● **EXTRACT PROVIDED**

◆ ◆ ◆

Dirs: Chris Hegedus, D.A. Pennebaker. US, 2015. 91 min.
From acclaimed nonfiction filmmakers Hegedus and Pennebaker (The War Room, Elaine Stritch at Liberty) comes this surprisingly suspenseful and compelling courtroom thriller. Unlocking the Cage follows pioneering lawyer Steve Wise and his team as they seek to expand the legal definition of “personhood” to include certain animals, namely chimpanzees in New York State. But the film transcends its trappings as an animal rights issue documentary in the same way The War Room was not merely a campaign film. Simply put, Unlocking the Cage tells a great story.
What makes the film a rousing experience is its portrait of one man’s struggle for what he believes is justice
Already set for US broadcast on HBO and co-produced by European broadcasters BBC, Arte France and VPRO, Hegedus and Pennebaker’s new documentary is a solid TV property, sure to appear on small screens globally. But without the cinematic qualities of many theatrical docs, or the sensationalistic tactics of a film such as Blackfish, it’s unlikely Unlocking the Cage will find much theatrical play.
It is to Hegedus and Pennebaker’s credit, however, that they don’t dwell on the more salacious aspects of animal cruelty. Though we see brief images of primates in tortuous circumstances and the film paints a sympathetic portrait of certain animals as intelligent beings, Unlocking the Cage isn’t sentimental in that sense. Ostensibly, it’s a legal drama, and what makes the film a rousing experience is its portrait of one man’s struggle for what he believes is justice.
Spanning over three years and filmed in the pair’s trademark observational “direct-cinema” style, the documentary begins with Wise’s first entrance into New York Supreme Court (“We have fucking done it,” he whispers to his colleague.) From there, the film backtracks to the preparations they have done to get to that pivotal point, from speaking to primatologists from Quebec to Iowa and finding the right chimpanzees to file writs of habeas corpus on their behalf, to staging a mock trial and filing cases in lower courts. In roller-coaster-like fashion, they encounter setbacks, challenges, and victories along the way.
One of the more engaging legal complications is the counter-argument that Wise’s cases concern animal welfare laws and not persons’ rights issues. The other legal issue lurking in the background of the film is the Supreme Court’s 2010 “Citizens United” decision, which granted personhood to corporations, giving a non-human entity the rights of human individuals. It comes up repeatedly in the film, most humorously in a clip from The Colbert Report, which had Wise on as a guest. “If Tommy [a chimpanzee] wants to have rights as a person,” jokes Stephen Colbert, “he should form his own corporation.”
It’s remarkable that Hegedus and Pennebaker succeed in making a film so compelling when neither the protagonist, Wise, nor the victims he seeks to protect, the animals, are particularly absorbing characters.

◆ ◆ ◆

● **DATA SHOWN**
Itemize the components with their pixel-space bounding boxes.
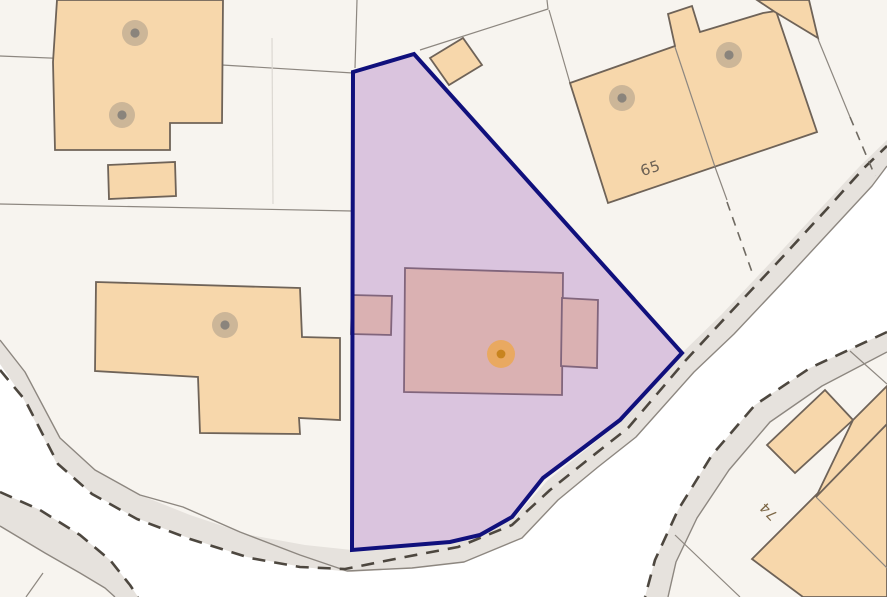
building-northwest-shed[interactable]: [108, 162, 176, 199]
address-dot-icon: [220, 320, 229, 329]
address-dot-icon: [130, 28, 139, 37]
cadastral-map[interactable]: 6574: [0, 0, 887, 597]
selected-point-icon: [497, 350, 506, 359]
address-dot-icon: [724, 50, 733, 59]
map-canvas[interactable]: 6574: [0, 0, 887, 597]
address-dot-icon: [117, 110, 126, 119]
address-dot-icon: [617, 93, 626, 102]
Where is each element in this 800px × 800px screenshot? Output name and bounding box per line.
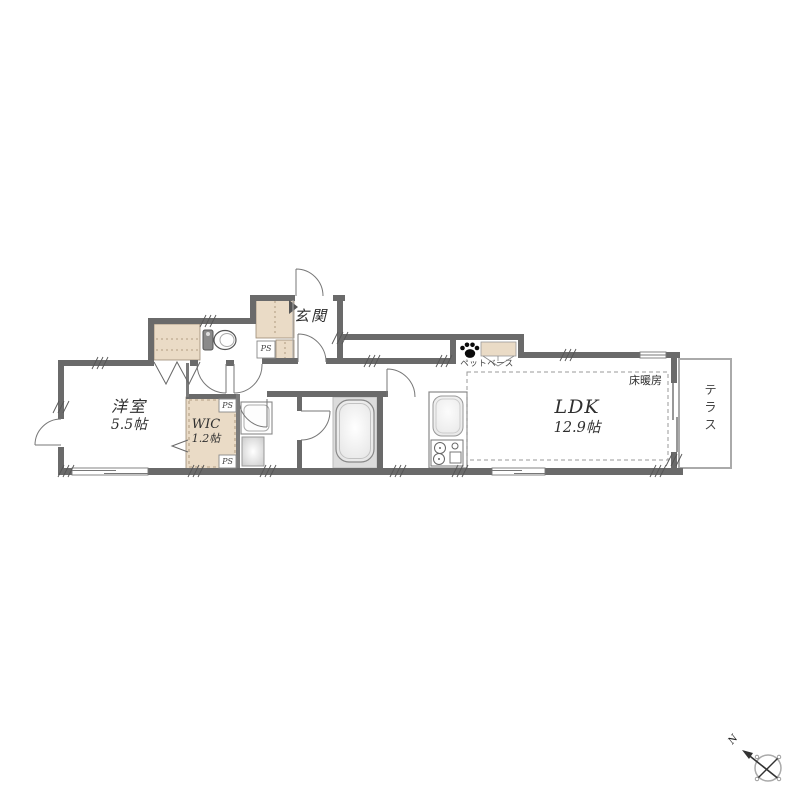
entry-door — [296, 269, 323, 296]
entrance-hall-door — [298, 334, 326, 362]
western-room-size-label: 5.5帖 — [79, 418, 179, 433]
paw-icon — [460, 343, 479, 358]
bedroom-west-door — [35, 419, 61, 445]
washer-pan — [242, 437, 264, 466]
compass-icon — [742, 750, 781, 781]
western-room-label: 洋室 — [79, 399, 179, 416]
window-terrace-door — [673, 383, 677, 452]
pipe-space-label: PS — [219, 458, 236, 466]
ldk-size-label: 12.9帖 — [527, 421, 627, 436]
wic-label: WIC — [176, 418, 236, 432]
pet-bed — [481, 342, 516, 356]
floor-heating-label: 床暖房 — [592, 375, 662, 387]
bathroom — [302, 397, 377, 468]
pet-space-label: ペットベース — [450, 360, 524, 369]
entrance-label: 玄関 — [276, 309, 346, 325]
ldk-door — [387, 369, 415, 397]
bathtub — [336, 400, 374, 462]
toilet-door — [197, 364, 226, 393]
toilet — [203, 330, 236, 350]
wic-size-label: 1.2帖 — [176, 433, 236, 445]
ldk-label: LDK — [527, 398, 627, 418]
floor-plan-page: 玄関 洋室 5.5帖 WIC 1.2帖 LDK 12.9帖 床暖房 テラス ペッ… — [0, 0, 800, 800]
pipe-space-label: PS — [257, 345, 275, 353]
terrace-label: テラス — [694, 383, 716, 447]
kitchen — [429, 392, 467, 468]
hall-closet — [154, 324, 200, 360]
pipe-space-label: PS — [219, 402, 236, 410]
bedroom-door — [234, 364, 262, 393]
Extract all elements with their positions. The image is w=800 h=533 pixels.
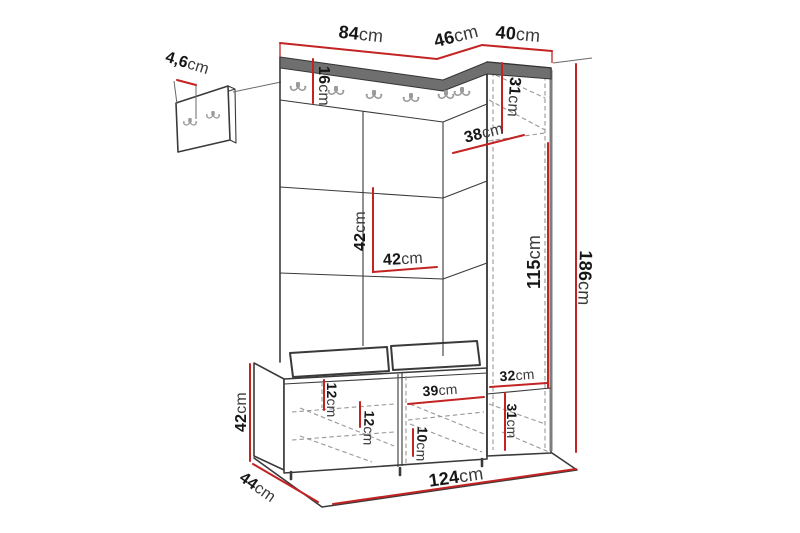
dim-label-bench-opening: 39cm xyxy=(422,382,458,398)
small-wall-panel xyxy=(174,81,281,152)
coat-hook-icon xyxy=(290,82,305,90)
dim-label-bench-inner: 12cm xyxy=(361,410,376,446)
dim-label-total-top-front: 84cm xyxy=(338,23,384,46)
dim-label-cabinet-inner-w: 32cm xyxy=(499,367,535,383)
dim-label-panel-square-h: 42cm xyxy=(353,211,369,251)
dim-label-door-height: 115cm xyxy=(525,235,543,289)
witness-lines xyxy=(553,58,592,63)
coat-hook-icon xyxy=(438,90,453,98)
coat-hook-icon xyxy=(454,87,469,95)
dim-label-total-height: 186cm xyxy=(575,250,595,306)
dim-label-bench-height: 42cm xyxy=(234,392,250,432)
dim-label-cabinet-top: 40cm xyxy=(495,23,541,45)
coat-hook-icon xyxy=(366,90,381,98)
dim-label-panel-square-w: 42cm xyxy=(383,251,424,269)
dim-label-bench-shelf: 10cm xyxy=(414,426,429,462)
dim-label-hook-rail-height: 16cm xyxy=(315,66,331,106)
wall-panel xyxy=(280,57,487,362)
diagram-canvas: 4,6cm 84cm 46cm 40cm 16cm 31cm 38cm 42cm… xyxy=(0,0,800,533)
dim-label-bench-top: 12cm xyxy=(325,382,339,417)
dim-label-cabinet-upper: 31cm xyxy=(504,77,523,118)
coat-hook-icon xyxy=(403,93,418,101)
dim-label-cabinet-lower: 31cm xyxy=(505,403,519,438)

◆ ◆ ◆

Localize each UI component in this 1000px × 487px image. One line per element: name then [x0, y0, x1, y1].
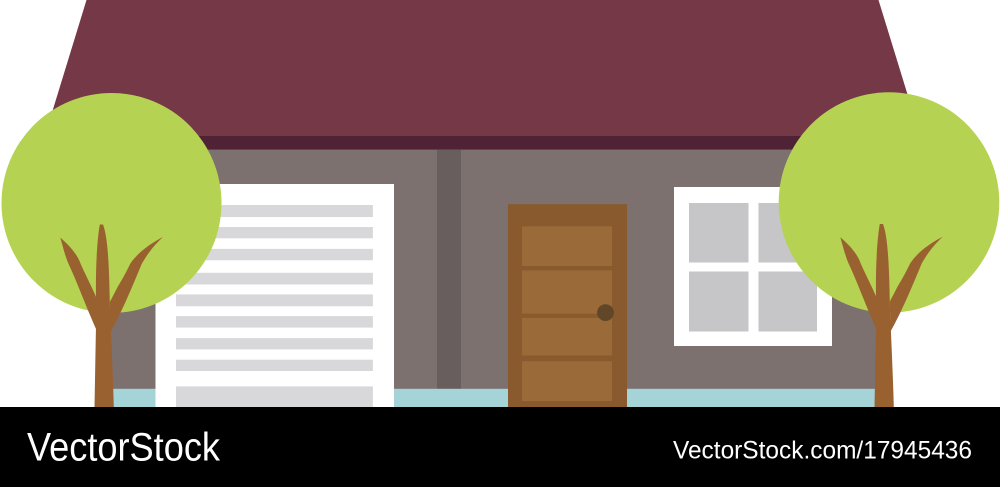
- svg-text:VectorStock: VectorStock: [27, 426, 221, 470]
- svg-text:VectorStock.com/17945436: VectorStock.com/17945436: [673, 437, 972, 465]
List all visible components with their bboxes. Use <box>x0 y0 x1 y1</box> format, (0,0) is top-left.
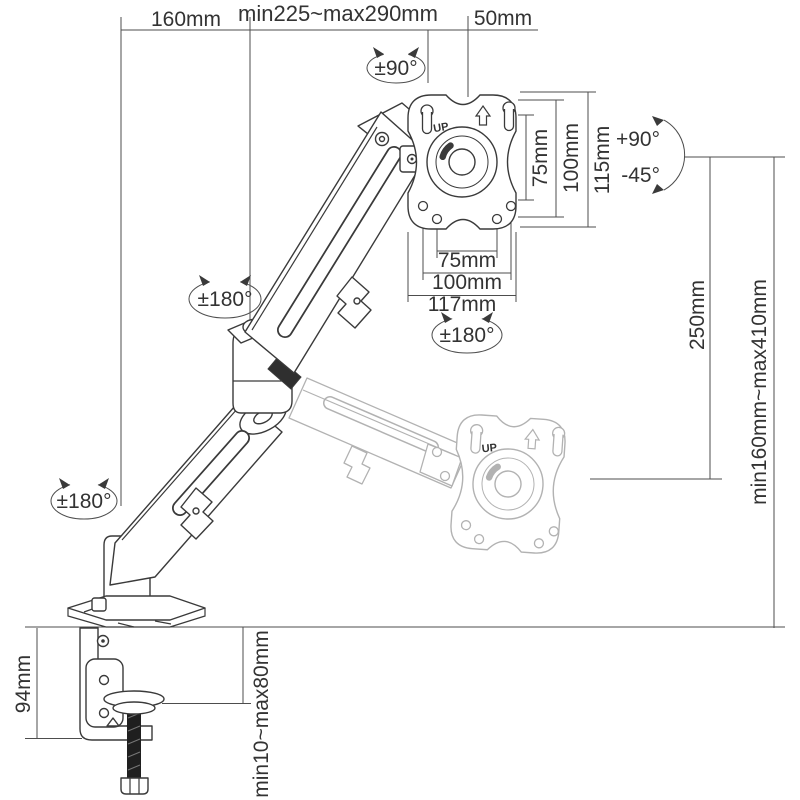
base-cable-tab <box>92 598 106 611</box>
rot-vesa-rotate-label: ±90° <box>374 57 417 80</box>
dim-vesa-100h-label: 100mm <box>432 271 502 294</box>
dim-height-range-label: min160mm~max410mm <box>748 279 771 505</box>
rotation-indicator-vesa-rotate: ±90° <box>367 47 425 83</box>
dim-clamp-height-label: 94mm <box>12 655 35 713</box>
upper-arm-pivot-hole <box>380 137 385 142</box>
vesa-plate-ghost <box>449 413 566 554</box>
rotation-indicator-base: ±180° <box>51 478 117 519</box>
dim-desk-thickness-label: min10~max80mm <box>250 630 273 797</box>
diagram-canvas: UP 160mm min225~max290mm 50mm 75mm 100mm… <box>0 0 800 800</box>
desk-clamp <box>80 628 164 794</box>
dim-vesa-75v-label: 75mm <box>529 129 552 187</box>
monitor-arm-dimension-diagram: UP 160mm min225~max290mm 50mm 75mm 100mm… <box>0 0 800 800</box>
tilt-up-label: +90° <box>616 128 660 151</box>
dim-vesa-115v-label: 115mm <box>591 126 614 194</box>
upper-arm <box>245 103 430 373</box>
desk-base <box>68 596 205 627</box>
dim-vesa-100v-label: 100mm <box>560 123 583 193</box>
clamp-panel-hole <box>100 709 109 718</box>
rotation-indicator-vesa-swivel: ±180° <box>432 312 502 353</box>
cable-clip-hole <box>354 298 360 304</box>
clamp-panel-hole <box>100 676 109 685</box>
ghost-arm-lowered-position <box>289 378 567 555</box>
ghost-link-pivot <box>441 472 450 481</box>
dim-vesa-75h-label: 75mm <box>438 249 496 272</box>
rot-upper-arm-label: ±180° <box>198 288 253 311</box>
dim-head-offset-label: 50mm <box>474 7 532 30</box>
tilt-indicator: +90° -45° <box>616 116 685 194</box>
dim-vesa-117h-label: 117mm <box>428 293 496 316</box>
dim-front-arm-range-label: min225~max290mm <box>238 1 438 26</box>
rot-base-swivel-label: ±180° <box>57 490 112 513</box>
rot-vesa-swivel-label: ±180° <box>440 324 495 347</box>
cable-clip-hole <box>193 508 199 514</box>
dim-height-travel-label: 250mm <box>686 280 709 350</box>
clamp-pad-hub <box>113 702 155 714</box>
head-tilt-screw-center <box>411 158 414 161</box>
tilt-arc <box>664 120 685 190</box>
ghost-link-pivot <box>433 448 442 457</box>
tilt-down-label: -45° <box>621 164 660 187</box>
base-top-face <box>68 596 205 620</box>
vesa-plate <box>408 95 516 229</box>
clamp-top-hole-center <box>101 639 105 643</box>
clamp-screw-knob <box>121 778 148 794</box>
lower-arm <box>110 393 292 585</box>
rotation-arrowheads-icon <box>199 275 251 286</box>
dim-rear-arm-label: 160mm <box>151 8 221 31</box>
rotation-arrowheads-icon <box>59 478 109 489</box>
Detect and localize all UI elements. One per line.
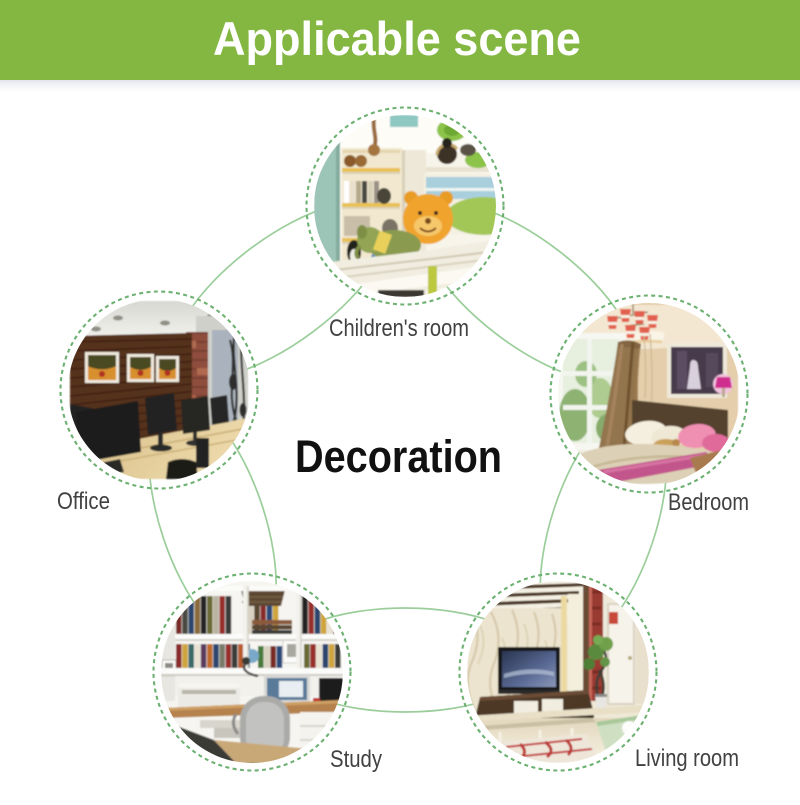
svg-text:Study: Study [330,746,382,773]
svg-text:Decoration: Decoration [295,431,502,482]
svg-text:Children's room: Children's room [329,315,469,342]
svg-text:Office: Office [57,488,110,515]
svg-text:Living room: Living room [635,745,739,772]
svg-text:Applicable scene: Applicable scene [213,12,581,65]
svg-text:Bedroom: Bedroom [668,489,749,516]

◆ ◆ ◆

● **WHAT IS NEEDED**
Restate the film review from "It’s remarkable that" up to and including "particularly absorbing characters.", changing "protagonist" to "lead".

● **REPLY TO THE EXERCISE**
It’s remarkable that Hegedus and Pennebaker succeed in making a film so compelling when neither the lead, Wise, nor the victims he seeks to protect, the animals, are particularly absorbing characters.